*Task instructions*. Give the number of lines that include the word "พตามพระราชบ", nothing more.

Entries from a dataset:
══════

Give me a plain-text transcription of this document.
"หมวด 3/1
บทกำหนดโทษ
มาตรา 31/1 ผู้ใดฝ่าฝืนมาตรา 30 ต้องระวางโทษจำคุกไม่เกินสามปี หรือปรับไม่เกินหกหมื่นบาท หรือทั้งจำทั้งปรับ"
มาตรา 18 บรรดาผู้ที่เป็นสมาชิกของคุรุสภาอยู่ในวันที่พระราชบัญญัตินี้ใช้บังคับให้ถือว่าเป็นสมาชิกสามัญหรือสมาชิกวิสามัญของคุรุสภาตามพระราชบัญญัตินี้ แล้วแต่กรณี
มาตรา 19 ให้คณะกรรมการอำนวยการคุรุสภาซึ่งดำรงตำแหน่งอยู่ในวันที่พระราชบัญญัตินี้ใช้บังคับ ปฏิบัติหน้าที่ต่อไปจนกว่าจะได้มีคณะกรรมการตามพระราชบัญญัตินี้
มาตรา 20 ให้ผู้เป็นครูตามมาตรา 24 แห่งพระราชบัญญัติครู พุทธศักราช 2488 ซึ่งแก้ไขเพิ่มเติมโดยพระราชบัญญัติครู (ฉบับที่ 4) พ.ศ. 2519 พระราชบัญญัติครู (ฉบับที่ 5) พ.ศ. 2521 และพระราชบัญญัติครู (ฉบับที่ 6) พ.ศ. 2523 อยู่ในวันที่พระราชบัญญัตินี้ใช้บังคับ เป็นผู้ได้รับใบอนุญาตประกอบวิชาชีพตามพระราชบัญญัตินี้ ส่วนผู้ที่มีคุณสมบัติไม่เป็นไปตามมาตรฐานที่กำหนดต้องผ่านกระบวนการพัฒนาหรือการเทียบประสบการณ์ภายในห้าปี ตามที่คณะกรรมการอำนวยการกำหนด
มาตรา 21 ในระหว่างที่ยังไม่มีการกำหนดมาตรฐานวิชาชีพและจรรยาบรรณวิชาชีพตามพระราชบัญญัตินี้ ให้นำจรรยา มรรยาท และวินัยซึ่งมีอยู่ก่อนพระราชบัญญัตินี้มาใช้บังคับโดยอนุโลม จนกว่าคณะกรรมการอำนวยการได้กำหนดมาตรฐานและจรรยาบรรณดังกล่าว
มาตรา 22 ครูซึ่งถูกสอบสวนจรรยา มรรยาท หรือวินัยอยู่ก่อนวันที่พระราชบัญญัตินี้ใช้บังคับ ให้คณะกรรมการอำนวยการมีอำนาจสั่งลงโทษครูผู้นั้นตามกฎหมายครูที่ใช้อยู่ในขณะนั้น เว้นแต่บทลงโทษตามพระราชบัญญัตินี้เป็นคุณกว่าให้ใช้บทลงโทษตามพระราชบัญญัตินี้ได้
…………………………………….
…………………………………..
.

══════

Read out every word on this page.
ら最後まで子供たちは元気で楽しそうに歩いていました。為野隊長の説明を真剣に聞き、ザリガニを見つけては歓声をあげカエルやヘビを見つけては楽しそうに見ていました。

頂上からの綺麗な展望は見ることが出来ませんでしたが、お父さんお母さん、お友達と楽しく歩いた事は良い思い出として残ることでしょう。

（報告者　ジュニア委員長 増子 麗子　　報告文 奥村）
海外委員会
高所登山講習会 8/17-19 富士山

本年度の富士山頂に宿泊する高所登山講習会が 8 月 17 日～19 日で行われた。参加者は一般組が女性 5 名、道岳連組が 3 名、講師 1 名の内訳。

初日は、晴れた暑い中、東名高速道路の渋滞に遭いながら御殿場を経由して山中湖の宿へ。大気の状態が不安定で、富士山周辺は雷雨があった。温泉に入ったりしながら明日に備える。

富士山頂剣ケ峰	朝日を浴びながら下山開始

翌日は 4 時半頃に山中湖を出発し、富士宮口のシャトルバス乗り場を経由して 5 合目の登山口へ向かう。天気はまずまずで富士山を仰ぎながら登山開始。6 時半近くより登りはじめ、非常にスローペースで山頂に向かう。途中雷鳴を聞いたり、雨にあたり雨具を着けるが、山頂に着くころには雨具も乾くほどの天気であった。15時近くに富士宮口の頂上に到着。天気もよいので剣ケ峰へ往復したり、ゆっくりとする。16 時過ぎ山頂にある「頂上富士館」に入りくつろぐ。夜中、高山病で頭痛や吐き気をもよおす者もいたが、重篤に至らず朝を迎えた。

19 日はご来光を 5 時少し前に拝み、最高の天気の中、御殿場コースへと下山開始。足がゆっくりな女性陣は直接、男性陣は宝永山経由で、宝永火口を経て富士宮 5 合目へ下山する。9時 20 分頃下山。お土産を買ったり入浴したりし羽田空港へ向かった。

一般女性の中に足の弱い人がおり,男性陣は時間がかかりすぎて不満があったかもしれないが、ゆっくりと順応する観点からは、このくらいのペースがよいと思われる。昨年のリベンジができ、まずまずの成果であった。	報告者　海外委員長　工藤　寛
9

══════

*Answer in full*. 2